Required task:
Show all lines that include the string "liquidity"; copy each one.
--- start of Supplied data ---
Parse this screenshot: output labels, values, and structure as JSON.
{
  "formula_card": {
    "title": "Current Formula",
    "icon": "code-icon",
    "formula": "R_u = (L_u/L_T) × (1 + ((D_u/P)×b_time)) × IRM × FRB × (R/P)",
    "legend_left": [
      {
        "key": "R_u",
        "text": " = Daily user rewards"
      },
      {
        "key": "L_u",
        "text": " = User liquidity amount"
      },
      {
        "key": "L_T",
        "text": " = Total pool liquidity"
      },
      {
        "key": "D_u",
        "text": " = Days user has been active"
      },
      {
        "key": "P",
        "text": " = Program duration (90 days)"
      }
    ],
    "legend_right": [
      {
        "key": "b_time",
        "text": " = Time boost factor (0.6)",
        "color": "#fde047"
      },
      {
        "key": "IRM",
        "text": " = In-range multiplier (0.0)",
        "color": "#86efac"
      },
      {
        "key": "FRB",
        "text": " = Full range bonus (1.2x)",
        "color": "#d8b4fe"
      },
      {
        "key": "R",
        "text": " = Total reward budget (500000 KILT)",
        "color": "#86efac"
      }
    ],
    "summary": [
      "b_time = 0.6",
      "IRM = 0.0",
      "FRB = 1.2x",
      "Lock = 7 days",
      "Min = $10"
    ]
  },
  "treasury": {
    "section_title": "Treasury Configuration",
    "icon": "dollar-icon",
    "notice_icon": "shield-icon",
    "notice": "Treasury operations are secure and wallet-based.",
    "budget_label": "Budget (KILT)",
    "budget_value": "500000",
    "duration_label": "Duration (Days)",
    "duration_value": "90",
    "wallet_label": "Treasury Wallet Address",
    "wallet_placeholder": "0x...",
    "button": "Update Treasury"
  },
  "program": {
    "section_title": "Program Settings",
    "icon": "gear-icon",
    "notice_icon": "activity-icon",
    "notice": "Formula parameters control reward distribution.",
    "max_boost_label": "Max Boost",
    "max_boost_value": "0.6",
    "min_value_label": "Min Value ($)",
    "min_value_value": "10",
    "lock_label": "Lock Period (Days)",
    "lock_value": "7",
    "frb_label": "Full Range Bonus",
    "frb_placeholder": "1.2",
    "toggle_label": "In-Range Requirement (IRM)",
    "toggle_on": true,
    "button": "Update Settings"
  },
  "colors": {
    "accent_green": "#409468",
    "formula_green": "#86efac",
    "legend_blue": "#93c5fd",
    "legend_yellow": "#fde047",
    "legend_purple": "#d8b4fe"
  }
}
--- end of Supplied data ---
Response to this exercise:
        "text": " = User liquidity amount"
        "text": " = Total pool liquidity"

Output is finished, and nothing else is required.